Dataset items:
━━━━━━
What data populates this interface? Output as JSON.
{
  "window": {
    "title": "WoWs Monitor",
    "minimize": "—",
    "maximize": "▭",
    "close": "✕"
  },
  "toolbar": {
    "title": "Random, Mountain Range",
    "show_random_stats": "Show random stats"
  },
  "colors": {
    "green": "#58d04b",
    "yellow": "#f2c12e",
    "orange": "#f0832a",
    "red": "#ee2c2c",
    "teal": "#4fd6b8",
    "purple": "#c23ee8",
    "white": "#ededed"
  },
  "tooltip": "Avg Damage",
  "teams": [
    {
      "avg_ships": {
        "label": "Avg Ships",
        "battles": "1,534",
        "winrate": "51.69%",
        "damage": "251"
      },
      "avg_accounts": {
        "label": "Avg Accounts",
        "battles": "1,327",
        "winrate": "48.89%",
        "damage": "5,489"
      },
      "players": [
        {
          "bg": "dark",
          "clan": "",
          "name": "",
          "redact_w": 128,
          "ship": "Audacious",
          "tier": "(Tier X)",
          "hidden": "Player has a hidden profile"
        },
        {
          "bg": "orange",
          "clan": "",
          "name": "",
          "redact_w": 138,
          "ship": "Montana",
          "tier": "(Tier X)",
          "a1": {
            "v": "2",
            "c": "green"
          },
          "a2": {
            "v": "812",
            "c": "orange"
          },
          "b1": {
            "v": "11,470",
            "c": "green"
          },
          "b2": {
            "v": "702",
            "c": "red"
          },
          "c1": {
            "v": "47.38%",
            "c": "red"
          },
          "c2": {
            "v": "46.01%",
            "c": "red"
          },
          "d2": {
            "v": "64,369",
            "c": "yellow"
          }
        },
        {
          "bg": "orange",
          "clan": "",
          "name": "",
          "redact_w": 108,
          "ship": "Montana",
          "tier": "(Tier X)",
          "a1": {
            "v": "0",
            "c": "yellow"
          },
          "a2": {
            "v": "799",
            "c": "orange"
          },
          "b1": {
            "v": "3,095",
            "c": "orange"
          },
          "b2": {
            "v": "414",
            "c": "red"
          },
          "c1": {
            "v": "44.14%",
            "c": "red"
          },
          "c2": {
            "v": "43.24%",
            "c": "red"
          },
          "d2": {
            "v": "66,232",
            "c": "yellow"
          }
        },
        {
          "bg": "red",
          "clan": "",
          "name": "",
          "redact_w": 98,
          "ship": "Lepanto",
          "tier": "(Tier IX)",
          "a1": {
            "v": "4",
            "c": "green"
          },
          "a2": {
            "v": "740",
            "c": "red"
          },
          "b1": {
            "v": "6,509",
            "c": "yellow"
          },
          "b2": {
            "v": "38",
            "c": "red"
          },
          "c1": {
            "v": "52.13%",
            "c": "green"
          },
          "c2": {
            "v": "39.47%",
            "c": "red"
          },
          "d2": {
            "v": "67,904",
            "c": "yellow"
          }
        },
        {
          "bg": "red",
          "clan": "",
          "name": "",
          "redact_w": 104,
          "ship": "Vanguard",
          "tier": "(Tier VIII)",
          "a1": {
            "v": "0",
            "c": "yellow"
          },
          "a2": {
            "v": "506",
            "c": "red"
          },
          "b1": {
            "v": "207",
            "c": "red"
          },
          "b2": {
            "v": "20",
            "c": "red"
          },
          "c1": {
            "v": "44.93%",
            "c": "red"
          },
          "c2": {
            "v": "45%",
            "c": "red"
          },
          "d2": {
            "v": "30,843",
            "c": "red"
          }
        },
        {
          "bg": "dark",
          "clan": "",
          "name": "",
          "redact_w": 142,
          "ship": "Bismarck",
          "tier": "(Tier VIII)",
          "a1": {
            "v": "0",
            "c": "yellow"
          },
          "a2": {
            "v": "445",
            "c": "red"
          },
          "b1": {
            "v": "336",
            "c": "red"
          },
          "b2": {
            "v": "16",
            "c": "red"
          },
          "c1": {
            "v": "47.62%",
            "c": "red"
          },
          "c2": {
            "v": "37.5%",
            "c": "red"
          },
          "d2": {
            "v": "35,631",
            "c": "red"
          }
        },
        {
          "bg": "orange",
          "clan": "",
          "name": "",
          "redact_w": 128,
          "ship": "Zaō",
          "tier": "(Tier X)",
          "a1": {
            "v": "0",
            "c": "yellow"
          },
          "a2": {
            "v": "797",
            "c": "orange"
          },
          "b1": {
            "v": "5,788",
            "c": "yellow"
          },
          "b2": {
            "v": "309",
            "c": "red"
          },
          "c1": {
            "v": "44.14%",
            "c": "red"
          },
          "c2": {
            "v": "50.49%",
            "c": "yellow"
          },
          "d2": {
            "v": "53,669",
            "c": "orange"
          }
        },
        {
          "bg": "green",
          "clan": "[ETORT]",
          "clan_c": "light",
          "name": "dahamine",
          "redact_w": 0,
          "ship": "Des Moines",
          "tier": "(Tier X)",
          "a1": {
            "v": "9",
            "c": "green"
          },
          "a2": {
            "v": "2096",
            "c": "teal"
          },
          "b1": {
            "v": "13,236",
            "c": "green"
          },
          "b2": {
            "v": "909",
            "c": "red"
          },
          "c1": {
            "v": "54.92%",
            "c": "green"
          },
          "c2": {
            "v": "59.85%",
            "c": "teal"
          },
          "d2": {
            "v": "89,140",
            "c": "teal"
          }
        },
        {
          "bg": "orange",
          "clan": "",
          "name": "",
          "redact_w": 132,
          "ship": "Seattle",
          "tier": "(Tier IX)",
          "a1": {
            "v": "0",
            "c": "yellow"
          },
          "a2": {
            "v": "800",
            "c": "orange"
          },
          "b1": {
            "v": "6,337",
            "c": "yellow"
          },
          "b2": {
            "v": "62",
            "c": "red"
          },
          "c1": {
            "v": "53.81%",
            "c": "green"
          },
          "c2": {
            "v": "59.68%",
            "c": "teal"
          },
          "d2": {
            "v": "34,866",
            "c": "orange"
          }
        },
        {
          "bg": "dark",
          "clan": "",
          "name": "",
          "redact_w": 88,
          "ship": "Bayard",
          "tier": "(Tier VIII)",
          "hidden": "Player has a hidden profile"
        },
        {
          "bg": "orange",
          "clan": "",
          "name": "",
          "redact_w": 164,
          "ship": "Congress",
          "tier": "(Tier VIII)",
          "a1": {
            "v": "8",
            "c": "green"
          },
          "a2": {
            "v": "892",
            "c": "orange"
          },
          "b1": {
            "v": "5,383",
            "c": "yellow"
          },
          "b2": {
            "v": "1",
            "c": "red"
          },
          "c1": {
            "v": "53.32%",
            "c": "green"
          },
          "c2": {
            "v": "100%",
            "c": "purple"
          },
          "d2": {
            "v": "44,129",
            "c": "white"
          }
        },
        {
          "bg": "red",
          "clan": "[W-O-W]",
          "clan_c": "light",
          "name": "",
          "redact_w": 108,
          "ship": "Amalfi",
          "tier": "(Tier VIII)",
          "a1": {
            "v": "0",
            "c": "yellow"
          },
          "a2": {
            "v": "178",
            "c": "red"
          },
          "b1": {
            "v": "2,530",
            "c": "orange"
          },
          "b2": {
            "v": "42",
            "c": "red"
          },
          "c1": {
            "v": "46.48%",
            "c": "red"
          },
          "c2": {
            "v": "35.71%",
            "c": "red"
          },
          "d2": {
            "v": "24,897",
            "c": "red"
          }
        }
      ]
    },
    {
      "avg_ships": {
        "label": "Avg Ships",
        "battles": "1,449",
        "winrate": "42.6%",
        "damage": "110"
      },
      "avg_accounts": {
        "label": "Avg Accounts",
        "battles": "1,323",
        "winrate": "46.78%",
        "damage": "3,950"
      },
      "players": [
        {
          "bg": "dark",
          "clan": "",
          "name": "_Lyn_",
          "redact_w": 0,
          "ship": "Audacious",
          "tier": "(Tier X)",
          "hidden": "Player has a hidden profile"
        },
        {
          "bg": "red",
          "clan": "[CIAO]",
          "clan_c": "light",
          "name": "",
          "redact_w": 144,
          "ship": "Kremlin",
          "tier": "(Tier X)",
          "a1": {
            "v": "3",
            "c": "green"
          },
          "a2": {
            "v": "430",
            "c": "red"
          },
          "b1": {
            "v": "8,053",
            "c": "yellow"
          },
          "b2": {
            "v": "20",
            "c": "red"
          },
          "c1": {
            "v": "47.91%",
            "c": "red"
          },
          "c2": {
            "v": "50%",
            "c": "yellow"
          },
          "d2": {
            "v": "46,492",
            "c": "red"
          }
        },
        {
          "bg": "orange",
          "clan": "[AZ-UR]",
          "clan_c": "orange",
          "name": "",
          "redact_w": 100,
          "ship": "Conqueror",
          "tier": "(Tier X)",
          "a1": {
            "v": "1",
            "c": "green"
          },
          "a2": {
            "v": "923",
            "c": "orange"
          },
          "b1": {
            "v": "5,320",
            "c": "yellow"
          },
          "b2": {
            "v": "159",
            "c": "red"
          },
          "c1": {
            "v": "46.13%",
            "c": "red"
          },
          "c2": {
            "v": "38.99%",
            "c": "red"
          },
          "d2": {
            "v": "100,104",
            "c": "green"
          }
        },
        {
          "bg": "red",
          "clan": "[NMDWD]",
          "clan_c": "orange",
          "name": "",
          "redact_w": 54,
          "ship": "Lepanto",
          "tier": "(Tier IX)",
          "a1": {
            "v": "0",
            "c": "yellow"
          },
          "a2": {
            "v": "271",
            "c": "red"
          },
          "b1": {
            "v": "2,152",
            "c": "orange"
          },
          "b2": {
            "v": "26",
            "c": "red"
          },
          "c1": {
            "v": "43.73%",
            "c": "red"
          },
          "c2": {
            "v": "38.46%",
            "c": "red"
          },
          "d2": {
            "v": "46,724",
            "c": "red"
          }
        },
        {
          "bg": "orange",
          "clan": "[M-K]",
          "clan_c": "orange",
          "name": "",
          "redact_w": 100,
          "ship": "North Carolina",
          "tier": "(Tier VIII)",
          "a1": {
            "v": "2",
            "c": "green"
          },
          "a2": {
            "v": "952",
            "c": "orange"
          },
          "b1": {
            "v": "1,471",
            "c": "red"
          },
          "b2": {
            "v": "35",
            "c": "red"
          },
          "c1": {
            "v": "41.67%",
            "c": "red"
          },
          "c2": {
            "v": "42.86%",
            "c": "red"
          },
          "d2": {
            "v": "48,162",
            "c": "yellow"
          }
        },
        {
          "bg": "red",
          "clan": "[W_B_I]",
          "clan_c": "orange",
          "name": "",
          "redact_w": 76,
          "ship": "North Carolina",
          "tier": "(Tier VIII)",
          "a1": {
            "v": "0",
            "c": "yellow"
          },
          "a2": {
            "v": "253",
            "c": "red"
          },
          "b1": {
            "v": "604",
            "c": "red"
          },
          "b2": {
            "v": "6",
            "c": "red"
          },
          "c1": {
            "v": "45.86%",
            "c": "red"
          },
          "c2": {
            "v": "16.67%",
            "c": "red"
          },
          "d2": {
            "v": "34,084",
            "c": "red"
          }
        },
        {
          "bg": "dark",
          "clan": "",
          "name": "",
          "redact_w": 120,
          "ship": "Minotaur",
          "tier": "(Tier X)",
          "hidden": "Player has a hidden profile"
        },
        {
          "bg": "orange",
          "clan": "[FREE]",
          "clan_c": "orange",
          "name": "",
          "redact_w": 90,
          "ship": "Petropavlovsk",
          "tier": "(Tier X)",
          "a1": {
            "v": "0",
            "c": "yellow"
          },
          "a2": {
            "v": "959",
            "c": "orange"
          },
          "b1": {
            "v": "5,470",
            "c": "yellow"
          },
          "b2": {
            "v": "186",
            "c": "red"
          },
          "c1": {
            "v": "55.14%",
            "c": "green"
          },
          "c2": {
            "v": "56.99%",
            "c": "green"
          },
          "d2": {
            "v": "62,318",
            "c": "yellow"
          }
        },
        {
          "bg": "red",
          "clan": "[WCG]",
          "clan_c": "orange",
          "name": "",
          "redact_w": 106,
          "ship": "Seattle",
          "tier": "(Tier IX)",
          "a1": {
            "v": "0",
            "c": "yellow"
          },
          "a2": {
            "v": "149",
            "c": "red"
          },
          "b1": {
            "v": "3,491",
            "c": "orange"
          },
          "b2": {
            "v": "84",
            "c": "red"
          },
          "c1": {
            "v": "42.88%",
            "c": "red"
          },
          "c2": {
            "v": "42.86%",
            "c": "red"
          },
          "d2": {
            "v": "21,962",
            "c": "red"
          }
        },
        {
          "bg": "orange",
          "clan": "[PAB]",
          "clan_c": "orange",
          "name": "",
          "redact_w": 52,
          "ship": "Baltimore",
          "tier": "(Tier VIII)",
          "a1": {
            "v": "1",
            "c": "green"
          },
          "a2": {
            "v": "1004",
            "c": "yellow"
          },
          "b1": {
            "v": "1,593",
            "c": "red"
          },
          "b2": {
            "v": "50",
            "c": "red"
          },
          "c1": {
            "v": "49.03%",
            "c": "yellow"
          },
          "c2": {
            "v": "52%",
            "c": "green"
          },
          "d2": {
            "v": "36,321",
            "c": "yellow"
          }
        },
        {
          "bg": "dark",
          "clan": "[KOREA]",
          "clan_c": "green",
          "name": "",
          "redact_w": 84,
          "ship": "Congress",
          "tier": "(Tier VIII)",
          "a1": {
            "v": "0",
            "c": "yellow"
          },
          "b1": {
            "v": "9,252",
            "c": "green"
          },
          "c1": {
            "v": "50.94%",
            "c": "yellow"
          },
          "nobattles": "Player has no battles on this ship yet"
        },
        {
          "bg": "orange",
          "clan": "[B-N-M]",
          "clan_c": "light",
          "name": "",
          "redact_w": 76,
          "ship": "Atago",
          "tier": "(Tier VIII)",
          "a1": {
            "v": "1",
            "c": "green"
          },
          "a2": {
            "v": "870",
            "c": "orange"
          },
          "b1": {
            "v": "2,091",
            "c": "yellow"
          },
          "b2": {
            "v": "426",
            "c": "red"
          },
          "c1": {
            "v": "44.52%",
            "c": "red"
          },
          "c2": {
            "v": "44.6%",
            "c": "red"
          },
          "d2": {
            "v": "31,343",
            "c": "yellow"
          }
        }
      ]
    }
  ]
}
━━━━━━
* PROBLEM TO SOLVE
Search the records for the word "winrate". Copy every line that has it.

* RESULT
        "winrate": "51.69%",
        "winrate": "48.89%",
        "winrate": "42.6%",
        "winrate": "46.78%",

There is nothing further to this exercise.